## GOAL
Could you write out every entry exactly as it stands?

(Excerpt from a dataset)

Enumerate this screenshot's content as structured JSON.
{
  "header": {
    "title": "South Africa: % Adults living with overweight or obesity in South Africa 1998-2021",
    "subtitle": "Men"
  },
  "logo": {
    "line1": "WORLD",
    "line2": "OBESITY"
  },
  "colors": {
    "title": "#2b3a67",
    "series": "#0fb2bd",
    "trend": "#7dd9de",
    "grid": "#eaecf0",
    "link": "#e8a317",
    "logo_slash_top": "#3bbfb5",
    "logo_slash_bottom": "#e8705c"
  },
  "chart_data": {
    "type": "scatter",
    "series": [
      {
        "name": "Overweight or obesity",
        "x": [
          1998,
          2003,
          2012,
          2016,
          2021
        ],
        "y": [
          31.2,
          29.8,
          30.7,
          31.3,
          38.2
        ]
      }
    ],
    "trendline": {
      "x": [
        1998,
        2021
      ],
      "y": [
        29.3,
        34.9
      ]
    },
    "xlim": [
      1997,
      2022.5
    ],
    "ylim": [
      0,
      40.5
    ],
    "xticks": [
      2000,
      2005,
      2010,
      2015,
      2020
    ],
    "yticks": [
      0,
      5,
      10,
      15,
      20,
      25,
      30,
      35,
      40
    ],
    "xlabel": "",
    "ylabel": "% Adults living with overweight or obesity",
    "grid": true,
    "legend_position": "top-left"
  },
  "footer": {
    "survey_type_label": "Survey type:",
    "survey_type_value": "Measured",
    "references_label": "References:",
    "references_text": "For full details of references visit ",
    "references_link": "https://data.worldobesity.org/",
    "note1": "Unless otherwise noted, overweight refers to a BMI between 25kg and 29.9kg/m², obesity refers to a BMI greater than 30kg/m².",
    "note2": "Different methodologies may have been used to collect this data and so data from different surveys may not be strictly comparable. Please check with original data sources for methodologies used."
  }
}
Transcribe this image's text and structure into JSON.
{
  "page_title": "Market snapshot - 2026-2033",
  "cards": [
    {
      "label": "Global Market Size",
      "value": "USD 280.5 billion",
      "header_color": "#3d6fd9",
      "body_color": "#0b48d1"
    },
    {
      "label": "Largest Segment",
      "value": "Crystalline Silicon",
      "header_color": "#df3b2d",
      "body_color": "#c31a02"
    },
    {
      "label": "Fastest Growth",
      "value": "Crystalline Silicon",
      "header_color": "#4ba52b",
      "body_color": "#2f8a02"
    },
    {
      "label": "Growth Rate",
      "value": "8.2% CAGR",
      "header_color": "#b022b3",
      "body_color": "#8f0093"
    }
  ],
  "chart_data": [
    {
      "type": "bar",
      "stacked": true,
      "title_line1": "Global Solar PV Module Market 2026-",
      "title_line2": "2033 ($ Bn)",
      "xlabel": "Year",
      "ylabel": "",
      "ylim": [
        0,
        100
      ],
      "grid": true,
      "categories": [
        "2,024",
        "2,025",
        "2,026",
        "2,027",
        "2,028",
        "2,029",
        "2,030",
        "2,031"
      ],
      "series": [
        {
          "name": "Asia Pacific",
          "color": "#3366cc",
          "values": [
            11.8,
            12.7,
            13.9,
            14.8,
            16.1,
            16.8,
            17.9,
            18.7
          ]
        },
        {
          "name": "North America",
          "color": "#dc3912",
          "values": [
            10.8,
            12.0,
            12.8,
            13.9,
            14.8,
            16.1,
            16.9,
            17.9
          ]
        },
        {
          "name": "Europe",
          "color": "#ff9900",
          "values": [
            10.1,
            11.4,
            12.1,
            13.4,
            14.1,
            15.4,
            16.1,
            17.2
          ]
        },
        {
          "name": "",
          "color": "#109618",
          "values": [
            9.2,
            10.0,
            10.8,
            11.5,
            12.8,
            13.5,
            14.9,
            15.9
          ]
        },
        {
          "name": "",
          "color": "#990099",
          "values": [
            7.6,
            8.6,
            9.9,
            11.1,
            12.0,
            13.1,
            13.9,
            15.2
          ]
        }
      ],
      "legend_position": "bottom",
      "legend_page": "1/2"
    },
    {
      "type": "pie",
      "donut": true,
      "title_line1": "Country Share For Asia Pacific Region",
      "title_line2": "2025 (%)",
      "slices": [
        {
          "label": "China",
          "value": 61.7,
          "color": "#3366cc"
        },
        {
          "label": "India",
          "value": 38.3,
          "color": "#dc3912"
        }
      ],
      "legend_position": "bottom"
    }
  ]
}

## EXERCISE ANSWER
Enumerate this screenshot's content as structured JSON.
{
  "header": {
    "title": "South Africa: % Adults living with overweight or obesity in South Africa 1998-2021",
    "subtitle": "Men"
  },
  "logo": {
    "line1": "WORLD",
    "line2": "OBESITY"
  },
  "colors": {
    "title": "#2b3a67",
    "series": "#0fb2bd",
    "trend": "#7dd9de",
    "grid": "#eaecf0",
    "link": "#e8a317",
    "logo_slash_top": "#3bbfb5",
    "logo_slash_bottom": "#e8705c"
  },
  "chart_data": {
    "type": "scatter",
    "series": [
      {
        "name": "Overweight or obesity",
        "x": [
          1998,
          2003,
          2012,
          2016,
          2021
        ],
        "y": [
          31.2,
          29.8,
          30.7,
          31.3,
          38.2
        ]
      }
    ],
    "trendline": {
      "x": [
        1998,
        2021
      ],
      "y": [
        29.3,
        34.9
      ]
    },
    "xlim": [
      1997,
      2022.5
    ],
    "ylim": [
      0,
      40.5
    ],
    "xticks": [
      2000,
      2005,
      2010,
      2015,
      2020
    ],
    "yticks": [
      0,
      5,
      10,
      15,
      20,
      25,
      30,
      35,
      40
    ],
    "xlabel": "",
    "ylabel": "% Adults living with overweight or obesity",
    "grid": true,
    "legend_position": "top-left"
  },
  "footer": {
    "survey_type_label": "Survey type:",
    "survey_type_value": "Measured",
    "references_label": "References:",
    "references_text": "For full details of references visit ",
    "references_link": "https://data.worldobesity.org/",
    "note1": "Unless otherwise noted, overweight refers to a BMI between 25kg and 29.9kg/m², obesity refers to a BMI greater than 30kg/m².",
    "note2": "Different methodologies may have been used to collect this data and so data from different surveys may not be strictly comparable. Please check with original data sources for methodologies used."
  }
}
Transcribe this image's text and structure into JSON.
{
  "page_title": "Market snapshot - 2026-2033",
  "cards": [
    {
      "label": "Global Market Size",
      "value": "USD 280.5 billion",
      "header_color": "#3d6fd9",
      "body_color": "#0b48d1"
    },
    {
      "label": "Largest Segment",
      "value": "Crystalline Silicon",
      "header_color": "#df3b2d",
      "body_color": "#c31a02"
    },
    {
      "label": "Fastest Growth",
      "value": "Crystalline Silicon",
      "header_color": "#4ba52b",
      "body_color": "#2f8a02"
    },
    {
      "label": "Growth Rate",
      "value": "8.2% CAGR",
      "header_color": "#b022b3",
      "body_color": "#8f0093"
    }
  ],
  "chart_data": [
    {
      "type": "bar",
      "stacked": true,
      "title_line1": "Global Solar PV Module Market 2026-",
      "title_line2": "2033 ($ Bn)",
      "xlabel": "Year",
      "ylabel": "",
      "ylim": [
        0,
        100
      ],
      "grid": true,
      "categories": [
        "2,024",
        "2,025",
        "2,026",
        "2,027",
        "2,028",
        "2,029",
        "2,030",
        "2,031"
      ],
      "series": [
        {
          "name": "Asia Pacific",
          "color": "#3366cc",
          "values": [
            11.8,
            12.7,
            13.9,
            14.8,
            16.1,
            16.8,
            17.9,
            18.7
          ]
        },
        {
          "name": "North America",
          "color": "#dc3912",
          "values": [
            10.8,
            12.0,
            12.8,
            13.9,
            14.8,
            16.1,
            16.9,
            17.9
          ]
        },
        {
          "name": "Europe",
          "color": "#ff9900",
          "values": [
            10.1,
            11.4,
            12.1,
            13.4,
            14.1,
            15.4,
            16.1,
            17.2
          ]
        },
        {
          "name": "",
          "color": "#109618",
          "values": [
            9.2,
            10.0,
            10.8,
            11.5,
            12.8,
            13.5,
            14.9,
            15.9
          ]
        },
        {
          "name": "",
          "color": "#990099",
          "values": [
            7.6,
            8.6,
            9.9,
            11.1,
            12.0,
            13.1,
            13.9,
            15.2
          ]
        }
      ],
      "legend_position": "bottom",
      "legend_page": "1/2"
    },
    {
      "type": "pie",
      "donut": true,
      "title_line1": "Country Share For Asia Pacific Region",
      "title_line2": "2025 (%)",
      "slices": [
        {
          "label": "China",
          "value": 61.7,
          "color": "#3366cc"
        },
        {
          "label": "India",
          "value": 38.3,
          "color": "#dc3912"
        }
      ],
      "legend_position": "bottom"
    }
  ]
}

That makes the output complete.